* Start *
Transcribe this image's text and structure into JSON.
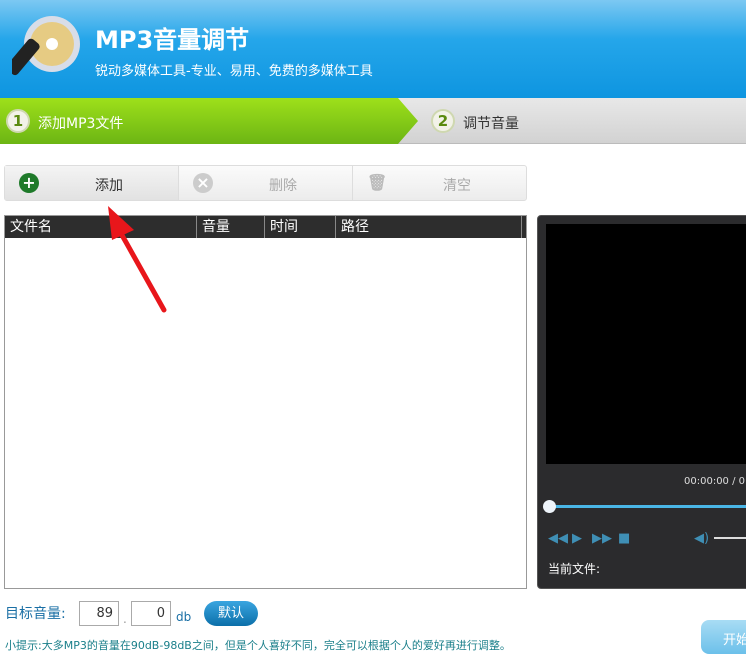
{
  "header": {
    "title": "MP3音量调节",
    "subtitle": "锐动多媒体工具-专业、易用、免费的多媒体工具"
  },
  "steps": [
    {
      "num": "1",
      "label": "添加MP3文件",
      "active": true
    },
    {
      "num": "2",
      "label": "调节音量",
      "active": false
    }
  ],
  "toolbar": {
    "add": "添加",
    "delete": "删除",
    "clear": "清空"
  },
  "table": {
    "columns": [
      "文件名",
      "音量",
      "时间",
      "路径"
    ],
    "rows": []
  },
  "player": {
    "time": "00:00:00 / 0",
    "current_file_label": "当前文件:"
  },
  "volume": {
    "label": "目标音量:",
    "integer": "89",
    "decimal": "0",
    "unit": "db",
    "default_button": "默认"
  },
  "tip": "小提示:大多MP3的音量在90dB-98dB之间，但是个人喜好不同，完全可以根据个人的爱好再进行调整。",
  "start_button": "开始",
  "colors": {
    "header": "#1a9ee6",
    "active_step": "#7cc417",
    "arrow": "#e8161b"
  }
}
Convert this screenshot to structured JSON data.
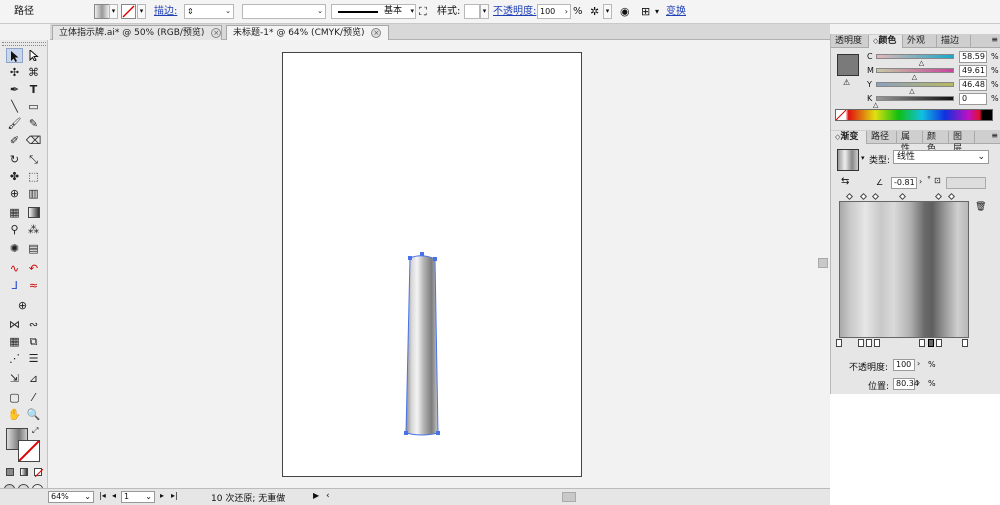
{
  "control_bar": {
    "object_type": "路径",
    "stroke_label": "描边:",
    "stroke_style_label": "基本",
    "style_label": "样式:",
    "opacity_label": "不透明度:",
    "opacity_value": "100",
    "opacity_unit": "%",
    "transform_link": "变换"
  },
  "tabs": [
    {
      "label": "立体指示牌.ai* @ 50% (RGB/预览)",
      "active": false
    },
    {
      "label": "未标题-1* @ 64% (CMYK/预览)",
      "active": true
    }
  ],
  "color_panel": {
    "tabs": [
      "透明度",
      "颜色",
      "外观",
      "描边"
    ],
    "active_tab": "颜色",
    "channels": [
      {
        "label": "C",
        "value": "58.59",
        "fraction": 0.5859
      },
      {
        "label": "M",
        "value": "49.61",
        "fraction": 0.4961
      },
      {
        "label": "Y",
        "value": "46.48",
        "fraction": 0.4648
      },
      {
        "label": "K",
        "value": "0",
        "fraction": 0
      }
    ],
    "unit": "%"
  },
  "gradient_panel": {
    "tabs": [
      "渐变",
      "路径",
      "属性",
      "颜色",
      "图层"
    ],
    "active_tab": "渐变",
    "type_label": "类型:",
    "type_value": "线性",
    "angle_value": "-0.81",
    "angle_unit": "°",
    "opacity_label": "不透明度:",
    "opacity_value": "100",
    "location_label": "位置:",
    "location_value": "80.34",
    "unit": "%"
  },
  "status_bar": {
    "zoom": "64%",
    "page": "1",
    "undo_info": "10 次还原; 无重做"
  },
  "colors": {
    "accent_link": "#1f3fb6",
    "selection": "#4a72e8",
    "fill_swatch": "#7a7a7a"
  }
}
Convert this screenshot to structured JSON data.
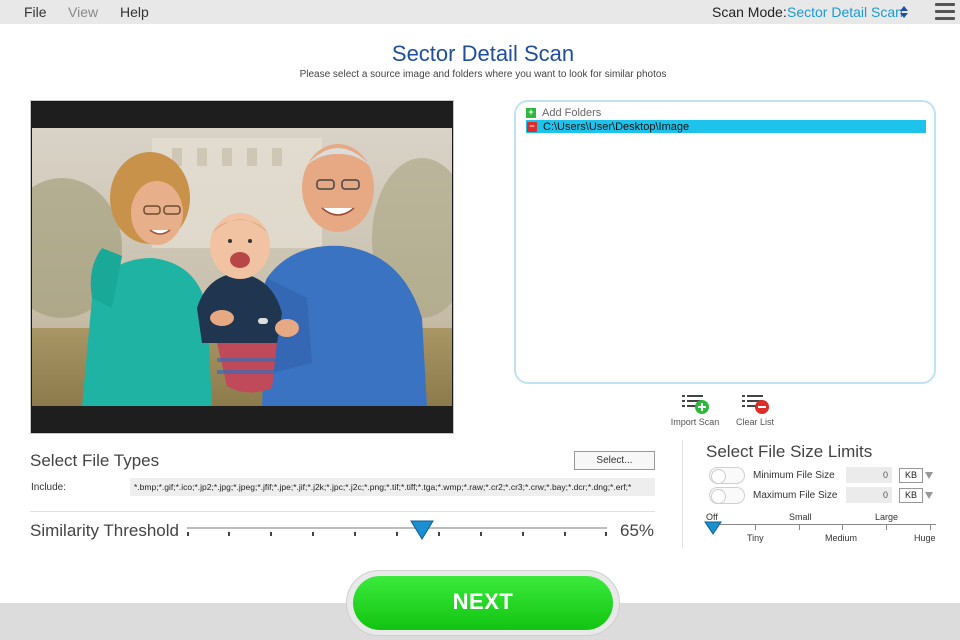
{
  "menu": {
    "items": [
      {
        "label": "File",
        "enabled": true
      },
      {
        "label": "View",
        "enabled": false
      },
      {
        "label": "Help",
        "enabled": true
      }
    ],
    "scan_mode_label": "Scan Mode:",
    "scan_mode_value": "Sector Detail Scan"
  },
  "header": {
    "title": "Sector Detail Scan",
    "subtitle": "Please select a source image and folders where you want to look for similar photos"
  },
  "folders": {
    "add_label": "Add Folders",
    "items": [
      "C:\\Users\\User\\Desktop\\Image"
    ],
    "import_label": "Import Scan",
    "clear_label": "Clear List"
  },
  "file_types": {
    "title": "Select File Types",
    "select_button": "Select...",
    "include_label": "Include:",
    "include_value": "*.bmp;*.gif;*.ico;*.jp2;*.jpg;*.jpeg;*.jfif;*.jpe;*.jif;*.j2k;*.jpc;*.j2c;*.png;*.tif;*.tiff;*.tga;*.wmp;*.raw;*.cr2;*.cr3;*.crw;*.bay;*.dcr;*.dng;*.erf;*"
  },
  "similarity": {
    "title": "Similarity Threshold",
    "value": 65,
    "display": "65%"
  },
  "file_size": {
    "title": "Select File Size Limits",
    "minimum_label": "Minimum File Size",
    "minimum_value": "0",
    "minimum_unit": "KB",
    "maximum_label": "Maximum File Size",
    "maximum_value": "0",
    "maximum_unit": "KB",
    "scale_top": [
      "Off",
      "Small",
      "Large"
    ],
    "scale_bottom": [
      "Tiny",
      "Medium",
      "Huge"
    ],
    "selected": "Off"
  },
  "footer": {
    "next_label": "NEXT"
  },
  "colors": {
    "accent": "#1a9ad6",
    "title": "#1f4e9e",
    "selected_row": "#1ec3ec",
    "next_green": "#12c412",
    "slider_thumb": "#1c8fd0"
  }
}
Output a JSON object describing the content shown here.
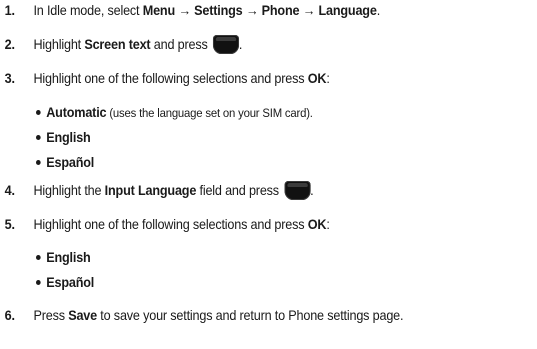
{
  "steps": [
    {
      "num": "1.",
      "parts": [
        "In Idle mode, select ",
        "Menu",
        " → ",
        "Settings",
        " → ",
        "Phone",
        " → ",
        "Language",
        "."
      ]
    },
    {
      "num": "2.",
      "parts": [
        "Highlight ",
        "Screen text",
        " and press ",
        "."
      ]
    },
    {
      "num": "3.",
      "parts": [
        "Highlight one of the following selections and press ",
        "OK",
        ":"
      ]
    },
    {
      "num": "4.",
      "parts": [
        "Highlight the ",
        "Input Language",
        " field and press ",
        "."
      ]
    },
    {
      "num": "5.",
      "parts": [
        "Highlight one of the following selections and press ",
        "OK",
        ":"
      ]
    },
    {
      "num": "6.",
      "parts": [
        "Press ",
        "Save",
        " to save your settings and return to Phone settings page."
      ]
    }
  ],
  "screen_text_options": [
    {
      "label": "Automatic",
      "note": " (uses the language set on your SIM card)."
    },
    {
      "label": "English",
      "note": ""
    },
    {
      "label": "Español",
      "note": ""
    }
  ],
  "input_language_options": [
    {
      "label": "English"
    },
    {
      "label": "Español"
    }
  ],
  "icons": {
    "select_key": "select-softkey-icon"
  }
}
* End *
[Task brief]
Repeat each entry exactly. Pictures do not belong in the copy.

[Exercise solution]
Transcribe this image's text and structure into JSON.
{
  "header": {
    "title": "MP3音量调节",
    "subtitle": "锐动多媒体工具-专业、易用、免费的多媒体工具"
  },
  "steps": [
    {
      "num": "1",
      "label": "添加MP3文件",
      "active": true
    },
    {
      "num": "2",
      "label": "调节音量",
      "active": false
    }
  ],
  "toolbar": {
    "add": "添加",
    "delete": "删除",
    "clear": "清空"
  },
  "table": {
    "columns": [
      "文件名",
      "音量",
      "时间",
      "路径"
    ],
    "rows": []
  },
  "player": {
    "time": "00:00:00 / 0",
    "current_file_label": "当前文件:"
  },
  "volume": {
    "label": "目标音量:",
    "integer": "89",
    "decimal": "0",
    "unit": "db",
    "default_button": "默认"
  },
  "tip": "小提示:大多MP3的音量在90dB-98dB之间，但是个人喜好不同，完全可以根据个人的爱好再进行调整。",
  "start_button": "开始",
  "colors": {
    "header": "#1a9ee6",
    "active_step": "#7cc417",
    "arrow": "#e8161b"
  }
}
Convert this screenshot to structured JSON data.
{
  "control_bar": {
    "object_type": "路径",
    "stroke_label": "描边:",
    "stroke_style_label": "基本",
    "style_label": "样式:",
    "opacity_label": "不透明度:",
    "opacity_value": "100",
    "opacity_unit": "%",
    "transform_link": "变换"
  },
  "tabs": [
    {
      "label": "立体指示牌.ai* @ 50% (RGB/预览)",
      "active": false
    },
    {
      "label": "未标题-1* @ 64% (CMYK/预览)",
      "active": true
    }
  ],
  "color_panel": {
    "tabs": [
      "透明度",
      "颜色",
      "外观",
      "描边"
    ],
    "active_tab": "颜色",
    "channels": [
      {
        "label": "C",
        "value": "58.59",
        "fraction": 0.5859
      },
      {
        "label": "M",
        "value": "49.61",
        "fraction": 0.4961
      },
      {
        "label": "Y",
        "value": "46.48",
        "fraction": 0.4648
      },
      {
        "label": "K",
        "value": "0",
        "fraction": 0
      }
    ],
    "unit": "%"
  },
  "gradient_panel": {
    "tabs": [
      "渐变",
      "路径",
      "属性",
      "颜色",
      "图层"
    ],
    "active_tab": "渐变",
    "type_label": "类型:",
    "type_value": "线性",
    "angle_value": "-0.81",
    "angle_unit": "°",
    "opacity_label": "不透明度:",
    "opacity_value": "100",
    "location_label": "位置:",
    "location_value": "80.34",
    "unit": "%"
  },
  "status_bar": {
    "zoom": "64%",
    "page": "1",
    "undo_info": "10 次还原; 无重做"
  },
  "colors": {
    "accent_link": "#1f3fb6",
    "selection": "#4a72e8",
    "fill_swatch": "#7a7a7a"
  }
}
Convert this screenshot to structured JSON data.
{
  "menu": {
    "items": [
      {
        "label": "File",
        "enabled": true
      },
      {
        "label": "View",
        "enabled": false
      },
      {
        "label": "Help",
        "enabled": true
      }
    ],
    "scan_mode_label": "Scan Mode:",
    "scan_mode_value": "Sector Detail Scan"
  },
  "header": {
    "title": "Sector Detail Scan",
    "subtitle": "Please select a source image and folders where you want to look for similar photos"
  },
  "folders": {
    "add_label": "Add Folders",
    "items": [
      "C:\\Users\\User\\Desktop\\Image"
    ],
    "import_label": "Import Scan",
    "clear_label": "Clear List"
  },
  "file_types": {
    "title": "Select File Types",
    "select_button": "Select...",
    "include_label": "Include:",
    "include_value": "*.bmp;*.gif;*.ico;*.jp2;*.jpg;*.jpeg;*.jfif;*.jpe;*.jif;*.j2k;*.jpc;*.j2c;*.png;*.tif;*.tiff;*.tga;*.wmp;*.raw;*.cr2;*.cr3;*.crw;*.bay;*.dcr;*.dng;*.erf;*"
  },
  "similarity": {
    "title": "Similarity Threshold",
    "value": 65,
    "display": "65%"
  },
  "file_size": {
    "title": "Select File Size Limits",
    "minimum_label": "Minimum File Size",
    "minimum_value": "0",
    "minimum_unit": "KB",
    "maximum_label": "Maximum File Size",
    "maximum_value": "0",
    "maximum_unit": "KB",
    "scale_top": [
      "Off",
      "Small",
      "Large"
    ],
    "scale_bottom": [
      "Tiny",
      "Medium",
      "Huge"
    ],
    "selected": "Off"
  },
  "footer": {
    "next_label": "NEXT"
  },
  "colors": {
    "accent": "#1a9ad6",
    "title": "#1f4e9e",
    "selected_row": "#1ec3ec",
    "next_green": "#12c412",
    "slider_thumb": "#1c8fd0"
  }
}
Output a JSON object describing the content shown here.
{
  "steps": [
    {
      "num": "1.",
      "parts": [
        "In Idle mode, select ",
        "Menu",
        " → ",
        "Settings",
        " → ",
        "Phone",
        " → ",
        "Language",
        "."
      ]
    },
    {
      "num": "2.",
      "parts": [
        "Highlight ",
        "Screen text",
        " and press ",
        "."
      ]
    },
    {
      "num": "3.",
      "parts": [
        "Highlight one of the following selections and press ",
        "OK",
        ":"
      ]
    },
    {
      "num": "4.",
      "parts": [
        "Highlight the ",
        "Input Language",
        " field and press ",
        "."
      ]
    },
    {
      "num": "5.",
      "parts": [
        "Highlight one of the following selections and press ",
        "OK",
        ":"
      ]
    },
    {
      "num": "6.",
      "parts": [
        "Press ",
        "Save",
        " to save your settings and return to Phone settings page."
      ]
    }
  ],
  "screen_text_options": [
    {
      "label": "Automatic",
      "note": " (uses the language set on your SIM card)."
    },
    {
      "label": "English",
      "note": ""
    },
    {
      "label": "Español",
      "note": ""
    }
  ],
  "input_language_options": [
    {
      "label": "English"
    },
    {
      "label": "Español"
    }
  ],
  "icons": {
    "select_key": "select-softkey-icon"
  }
}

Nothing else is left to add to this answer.